- **What you are asked to do**
Will you transcribe the entries that follow, exactly and in full?
⟨
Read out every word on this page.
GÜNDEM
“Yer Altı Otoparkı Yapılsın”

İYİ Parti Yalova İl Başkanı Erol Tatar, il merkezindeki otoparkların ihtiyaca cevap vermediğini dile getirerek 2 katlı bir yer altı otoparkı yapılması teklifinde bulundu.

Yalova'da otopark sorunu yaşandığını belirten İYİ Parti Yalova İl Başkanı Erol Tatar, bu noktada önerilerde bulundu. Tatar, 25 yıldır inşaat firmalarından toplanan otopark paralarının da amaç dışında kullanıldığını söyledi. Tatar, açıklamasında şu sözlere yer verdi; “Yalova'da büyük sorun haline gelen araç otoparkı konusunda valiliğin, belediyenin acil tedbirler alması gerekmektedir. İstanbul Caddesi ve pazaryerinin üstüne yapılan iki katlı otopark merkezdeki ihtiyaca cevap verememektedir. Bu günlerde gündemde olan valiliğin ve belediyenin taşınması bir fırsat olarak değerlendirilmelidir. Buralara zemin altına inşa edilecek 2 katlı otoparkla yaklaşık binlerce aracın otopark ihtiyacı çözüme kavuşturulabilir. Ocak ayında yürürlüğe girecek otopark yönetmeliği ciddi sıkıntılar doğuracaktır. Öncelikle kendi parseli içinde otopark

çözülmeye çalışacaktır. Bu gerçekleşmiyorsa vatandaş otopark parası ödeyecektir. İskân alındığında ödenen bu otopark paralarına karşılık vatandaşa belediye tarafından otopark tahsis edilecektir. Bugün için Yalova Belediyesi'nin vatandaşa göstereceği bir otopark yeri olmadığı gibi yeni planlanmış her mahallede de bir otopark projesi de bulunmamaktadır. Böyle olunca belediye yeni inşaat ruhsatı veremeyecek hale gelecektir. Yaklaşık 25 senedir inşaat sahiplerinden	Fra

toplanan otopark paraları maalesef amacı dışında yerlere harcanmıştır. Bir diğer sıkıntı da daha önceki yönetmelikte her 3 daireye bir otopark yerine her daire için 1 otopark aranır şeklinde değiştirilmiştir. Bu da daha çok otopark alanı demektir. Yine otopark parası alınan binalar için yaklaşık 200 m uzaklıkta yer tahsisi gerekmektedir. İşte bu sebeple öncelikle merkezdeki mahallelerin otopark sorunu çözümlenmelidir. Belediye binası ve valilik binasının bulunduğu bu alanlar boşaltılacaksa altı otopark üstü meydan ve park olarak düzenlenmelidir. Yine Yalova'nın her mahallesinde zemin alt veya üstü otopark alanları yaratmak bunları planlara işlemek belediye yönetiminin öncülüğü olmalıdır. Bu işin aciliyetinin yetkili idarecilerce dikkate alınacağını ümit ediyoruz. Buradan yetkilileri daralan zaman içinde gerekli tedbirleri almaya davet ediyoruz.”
⟩
- **Answer to this problem**
Read out every word on this page.
GÜNDEM
“Yer Altı Otoparkı Yapılsın”

İYİ Parti Yalova İl Başkanı Erol Tatar, il merkezindeki otoparkların ihtiyaca cevap vermediğini dile getirerek 2 katlı bir yer altı otoparkı yapılması teklifinde bulundu.

Yalova'da otopark sorunu yaşandığını belirten İYİ Parti Yalova İl Başkanı Erol Tatar, bu noktada önerilerde bulundu. Tatar, 25 yıldır inşaat firmalarından toplanan otopark paralarının da amaç dışında kullanıldığını söyledi. Tatar, açıklamasında şu sözlere yer verdi; “Yalova'da büyük sorun haline gelen araç otoparkı konusunda valiliğin, belediyenin acil tedbirler alması gerekmektedir. İstanbul Caddesi ve pazaryerinin üstüne yapılan iki katlı otopark merkezdeki ihtiyaca cevap verememektedir. Bu günlerde gündemde olan valiliğin ve belediyenin taşınması bir fırsat olarak değerlendirilmelidir. Buralara zemin altına inşa edilecek 2 katlı otoparkla yaklaşık binlerce aracın otopark ihtiyacı çözüme kavuşturulabilir. Ocak ayında yürürlüğe girecek otopark yönetmeliği ciddi sıkıntılar doğuracaktır. Öncelikle kendi parseli içinde otopark

çözülmeye çalışacaktır. Bu gerçekleşmiyorsa vatandaş otopark parası ödeyecektir. İskân alındığında ödenen bu otopark paralarına karşılık vatandaşa belediye tarafından otopark tahsis edilecektir. Bugün için Yalova Belediyesi'nin vatandaşa göstereceği bir otopark yeri olmadığı gibi yeni planlanmış her mahallede de bir otopark projesi de bulunmamaktadır. Böyle olunca belediye yeni inşaat ruhsatı veremeyecek hale gelecektir. Yaklaşık 25 senedir inşaat sahiplerinden	Fra

toplanan otopark paraları maalesef amacı dışında yerlere harcanmıştır. Bir diğer sıkıntı da daha önceki yönetmelikte her 3 daireye bir otopark yerine her daire için 1 otopark aranır şeklinde değiştirilmiştir. Bu da daha çok otopark alanı demektir. Yine otopark parası alınan binalar için yaklaşık 200 m uzaklıkta yer tahsisi gerekmektedir. İşte bu sebeple öncelikle merkezdeki mahallelerin otopark sorunu çözümlenmelidir. Belediye binası ve valilik binasının bulunduğu bu alanlar boşaltılacaksa altı otopark üstü meydan ve park olarak düzenlenmelidir. Yine Yalova'nın her mahallesinde zemin alt veya üstü otopark alanları yaratmak bunları planlara işlemek belediye yönetiminin öncülüğü olmalıdır. Bu işin aciliyetinin yetkili idarecilerce dikkate alınacağını ümit ediyoruz. Buradan yetkilileri daralan zaman içinde gerekli tedbirleri almaya davet ediyoruz.”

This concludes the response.